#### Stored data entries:
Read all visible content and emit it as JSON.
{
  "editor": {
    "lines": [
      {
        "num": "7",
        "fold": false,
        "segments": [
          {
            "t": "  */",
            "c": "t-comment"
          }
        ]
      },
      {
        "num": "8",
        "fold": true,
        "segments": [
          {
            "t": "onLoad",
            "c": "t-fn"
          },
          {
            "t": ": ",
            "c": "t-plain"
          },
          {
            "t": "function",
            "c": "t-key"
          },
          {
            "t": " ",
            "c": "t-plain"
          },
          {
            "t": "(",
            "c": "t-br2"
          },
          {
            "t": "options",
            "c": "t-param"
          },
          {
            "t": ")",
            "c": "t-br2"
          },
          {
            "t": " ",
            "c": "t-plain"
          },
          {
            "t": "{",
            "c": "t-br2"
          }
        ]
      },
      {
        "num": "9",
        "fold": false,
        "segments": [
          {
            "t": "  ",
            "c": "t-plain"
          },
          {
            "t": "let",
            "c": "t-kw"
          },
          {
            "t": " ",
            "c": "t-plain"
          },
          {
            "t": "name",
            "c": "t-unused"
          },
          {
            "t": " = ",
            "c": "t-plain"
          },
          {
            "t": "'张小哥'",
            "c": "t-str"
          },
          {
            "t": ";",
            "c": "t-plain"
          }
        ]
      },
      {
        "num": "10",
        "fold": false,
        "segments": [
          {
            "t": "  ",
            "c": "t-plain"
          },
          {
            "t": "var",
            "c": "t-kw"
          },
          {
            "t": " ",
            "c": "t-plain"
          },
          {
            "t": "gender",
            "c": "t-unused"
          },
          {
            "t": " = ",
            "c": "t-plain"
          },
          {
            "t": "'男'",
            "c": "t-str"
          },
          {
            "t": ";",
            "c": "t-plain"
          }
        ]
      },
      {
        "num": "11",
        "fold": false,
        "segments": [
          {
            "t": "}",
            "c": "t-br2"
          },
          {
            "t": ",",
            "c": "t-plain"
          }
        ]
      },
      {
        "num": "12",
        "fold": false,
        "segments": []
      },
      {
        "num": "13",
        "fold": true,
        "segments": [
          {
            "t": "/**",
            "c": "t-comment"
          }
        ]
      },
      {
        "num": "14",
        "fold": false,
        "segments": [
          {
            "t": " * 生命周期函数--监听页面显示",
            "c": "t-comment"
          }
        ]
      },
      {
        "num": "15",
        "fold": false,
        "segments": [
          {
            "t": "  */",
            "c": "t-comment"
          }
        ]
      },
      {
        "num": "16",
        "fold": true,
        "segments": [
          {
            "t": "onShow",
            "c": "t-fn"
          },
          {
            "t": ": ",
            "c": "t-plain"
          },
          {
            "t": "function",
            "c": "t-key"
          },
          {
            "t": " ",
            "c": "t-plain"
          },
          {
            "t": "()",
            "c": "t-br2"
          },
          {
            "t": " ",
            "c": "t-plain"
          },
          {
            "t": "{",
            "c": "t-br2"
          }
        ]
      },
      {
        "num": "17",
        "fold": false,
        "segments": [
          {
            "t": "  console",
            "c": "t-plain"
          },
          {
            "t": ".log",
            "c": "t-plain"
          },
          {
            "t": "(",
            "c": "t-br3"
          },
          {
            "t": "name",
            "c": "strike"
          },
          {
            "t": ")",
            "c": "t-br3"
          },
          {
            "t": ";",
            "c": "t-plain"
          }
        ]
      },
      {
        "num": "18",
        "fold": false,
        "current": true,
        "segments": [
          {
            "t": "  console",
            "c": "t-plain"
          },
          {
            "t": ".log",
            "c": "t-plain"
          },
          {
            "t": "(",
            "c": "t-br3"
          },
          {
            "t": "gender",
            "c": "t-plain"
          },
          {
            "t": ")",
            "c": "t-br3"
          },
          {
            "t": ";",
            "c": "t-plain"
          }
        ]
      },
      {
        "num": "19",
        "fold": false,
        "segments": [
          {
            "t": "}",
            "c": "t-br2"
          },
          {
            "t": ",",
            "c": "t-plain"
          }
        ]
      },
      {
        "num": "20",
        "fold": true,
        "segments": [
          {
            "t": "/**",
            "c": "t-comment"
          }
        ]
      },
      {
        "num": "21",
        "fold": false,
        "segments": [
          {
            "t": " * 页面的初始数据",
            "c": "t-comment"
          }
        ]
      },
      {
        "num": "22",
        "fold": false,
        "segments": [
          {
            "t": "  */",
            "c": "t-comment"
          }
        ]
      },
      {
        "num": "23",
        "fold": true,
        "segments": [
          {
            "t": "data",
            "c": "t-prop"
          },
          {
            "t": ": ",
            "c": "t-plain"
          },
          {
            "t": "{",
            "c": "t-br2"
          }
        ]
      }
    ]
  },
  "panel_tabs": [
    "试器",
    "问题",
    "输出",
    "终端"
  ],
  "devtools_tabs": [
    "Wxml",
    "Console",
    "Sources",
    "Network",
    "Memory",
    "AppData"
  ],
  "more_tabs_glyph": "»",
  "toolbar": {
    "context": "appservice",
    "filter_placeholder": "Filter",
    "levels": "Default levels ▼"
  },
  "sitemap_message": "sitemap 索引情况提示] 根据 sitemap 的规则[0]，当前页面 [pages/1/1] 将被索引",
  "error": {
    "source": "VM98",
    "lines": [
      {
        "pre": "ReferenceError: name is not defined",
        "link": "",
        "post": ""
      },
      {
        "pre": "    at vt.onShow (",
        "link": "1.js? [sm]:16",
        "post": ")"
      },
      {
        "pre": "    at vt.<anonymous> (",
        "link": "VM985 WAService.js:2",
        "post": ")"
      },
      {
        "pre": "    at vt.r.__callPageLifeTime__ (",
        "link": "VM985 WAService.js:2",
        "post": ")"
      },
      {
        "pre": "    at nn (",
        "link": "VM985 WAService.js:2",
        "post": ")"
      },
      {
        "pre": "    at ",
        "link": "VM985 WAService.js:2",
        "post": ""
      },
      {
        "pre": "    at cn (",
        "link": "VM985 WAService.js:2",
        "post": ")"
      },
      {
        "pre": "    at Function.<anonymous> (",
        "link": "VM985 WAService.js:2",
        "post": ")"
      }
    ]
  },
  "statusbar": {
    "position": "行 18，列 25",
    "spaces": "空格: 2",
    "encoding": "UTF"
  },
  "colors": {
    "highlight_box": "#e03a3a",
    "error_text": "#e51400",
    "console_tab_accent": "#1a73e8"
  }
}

#### What to do:
Reproduce the material above, every line of it, exactly.

#### Exercise result:
Read all visible content and emit it as JSON.
{
  "editor": {
    "lines": [
      {
        "num": "7",
        "fold": false,
        "segments": [
          {
            "t": "  */",
            "c": "t-comment"
          }
        ]
      },
      {
        "num": "8",
        "fold": true,
        "segments": [
          {
            "t": "onLoad",
            "c": "t-fn"
          },
          {
            "t": ": ",
            "c": "t-plain"
          },
          {
            "t": "function",
            "c": "t-key"
          },
          {
            "t": " ",
            "c": "t-plain"
          },
          {
            "t": "(",
            "c": "t-br2"
          },
          {
            "t": "options",
            "c": "t-param"
          },
          {
            "t": ")",
            "c": "t-br2"
          },
          {
            "t": " ",
            "c": "t-plain"
          },
          {
            "t": "{",
            "c": "t-br2"
          }
        ]
      },
      {
        "num": "9",
        "fold": false,
        "segments": [
          {
            "t": "  ",
            "c": "t-plain"
          },
          {
            "t": "let",
            "c": "t-kw"
          },
          {
            "t": " ",
            "c": "t-plain"
          },
          {
            "t": "name",
            "c": "t-unused"
          },
          {
            "t": " = ",
            "c": "t-plain"
          },
          {
            "t": "'张小哥'",
            "c": "t-str"
          },
          {
            "t": ";",
            "c": "t-plain"
          }
        ]
      },
      {
        "num": "10",
        "fold": false,
        "segments": [
          {
            "t": "  ",
            "c": "t-plain"
          },
          {
            "t": "var",
            "c": "t-kw"
          },
          {
            "t": " ",
            "c": "t-plain"
          },
          {
            "t": "gender",
            "c": "t-unused"
          },
          {
            "t": " = ",
            "c": "t-plain"
          },
          {
            "t": "'男'",
            "c": "t-str"
          },
          {
            "t": ";",
            "c": "t-plain"
          }
        ]
      },
      {
        "num": "11",
        "fold": false,
        "segments": [
          {
            "t": "}",
            "c": "t-br2"
          },
          {
            "t": ",",
            "c": "t-plain"
          }
        ]
      },
      {
        "num": "12",
        "fold": false,
        "segments": []
      },
      {
        "num": "13",
        "fold": true,
        "segments": [
          {
            "t": "/**",
            "c": "t-comment"
          }
        ]
      },
      {
        "num": "14",
        "fold": false,
        "segments": [
          {
            "t": " * 生命周期函数--监听页面显示",
            "c": "t-comment"
          }
        ]
      },
      {
        "num": "15",
        "fold": false,
        "segments": [
          {
            "t": "  */",
            "c": "t-comment"
          }
        ]
      },
      {
        "num": "16",
        "fold": true,
        "segments": [
          {
            "t": "onShow",
            "c": "t-fn"
          },
          {
            "t": ": ",
            "c": "t-plain"
          },
          {
            "t": "function",
            "c": "t-key"
          },
          {
            "t": " ",
            "c": "t-plain"
          },
          {
            "t": "()",
            "c": "t-br2"
          },
          {
            "t": " ",
            "c": "t-plain"
          },
          {
            "t": "{",
            "c": "t-br2"
          }
        ]
      },
      {
        "num": "17",
        "fold": false,
        "segments": [
          {
            "t": "  console",
            "c": "t-plain"
          },
          {
            "t": ".log",
            "c": "t-plain"
          },
          {
            "t": "(",
            "c": "t-br3"
          },
          {
            "t": "name",
            "c": "strike"
          },
          {
            "t": ")",
            "c": "t-br3"
          },
          {
            "t": ";",
            "c": "t-plain"
          }
        ]
      },
      {
        "num": "18",
        "fold": false,
        "current": true,
        "segments": [
          {
            "t": "  console",
            "c": "t-plain"
          },
          {
            "t": ".log",
            "c": "t-plain"
          },
          {
            "t": "(",
            "c": "t-br3"
          },
          {
            "t": "gender",
            "c": "t-plain"
          },
          {
            "t": ")",
            "c": "t-br3"
          },
          {
            "t": ";",
            "c": "t-plain"
          }
        ]
      },
      {
        "num": "19",
        "fold": false,
        "segments": [
          {
            "t": "}",
            "c": "t-br2"
          },
          {
            "t": ",",
            "c": "t-plain"
          }
        ]
      },
      {
        "num": "20",
        "fold": true,
        "segments": [
          {
            "t": "/**",
            "c": "t-comment"
          }
        ]
      },
      {
        "num": "21",
        "fold": false,
        "segments": [
          {
            "t": " * 页面的初始数据",
            "c": "t-comment"
          }
        ]
      },
      {
        "num": "22",
        "fold": false,
        "segments": [
          {
            "t": "  */",
            "c": "t-comment"
          }
        ]
      },
      {
        "num": "23",
        "fold": true,
        "segments": [
          {
            "t": "data",
            "c": "t-prop"
          },
          {
            "t": ": ",
            "c": "t-plain"
          },
          {
            "t": "{",
            "c": "t-br2"
          }
        ]
      }
    ]
  },
  "panel_tabs": [
    "试器",
    "问题",
    "输出",
    "终端"
  ],
  "devtools_tabs": [
    "Wxml",
    "Console",
    "Sources",
    "Network",
    "Memory",
    "AppData"
  ],
  "more_tabs_glyph": "»",
  "toolbar": {
    "context": "appservice",
    "filter_placeholder": "Filter",
    "levels": "Default levels ▼"
  },
  "sitemap_message": "sitemap 索引情况提示] 根据 sitemap 的规则[0]，当前页面 [pages/1/1] 将被索引",
  "error": {
    "source": "VM98",
    "lines": [
      {
        "pre": "ReferenceError: name is not defined",
        "link": "",
        "post": ""
      },
      {
        "pre": "    at vt.onShow (",
        "link": "1.js? [sm]:16",
        "post": ")"
      },
      {
        "pre": "    at vt.<anonymous> (",
        "link": "VM985 WAService.js:2",
        "post": ")"
      },
      {
        "pre": "    at vt.r.__callPageLifeTime__ (",
        "link": "VM985 WAService.js:2",
        "post": ")"
      },
      {
        "pre": "    at nn (",
        "link": "VM985 WAService.js:2",
        "post": ")"
      },
      {
        "pre": "    at ",
        "link": "VM985 WAService.js:2",
        "post": ""
      },
      {
        "pre": "    at cn (",
        "link": "VM985 WAService.js:2",
        "post": ")"
      },
      {
        "pre": "    at Function.<anonymous> (",
        "link": "VM985 WAService.js:2",
        "post": ")"
      }
    ]
  },
  "statusbar": {
    "position": "行 18，列 25",
    "spaces": "空格: 2",
    "encoding": "UTF"
  },
  "colors": {
    "highlight_box": "#e03a3a",
    "error_text": "#e51400",
    "console_tab_accent": "#1a73e8"
  }
}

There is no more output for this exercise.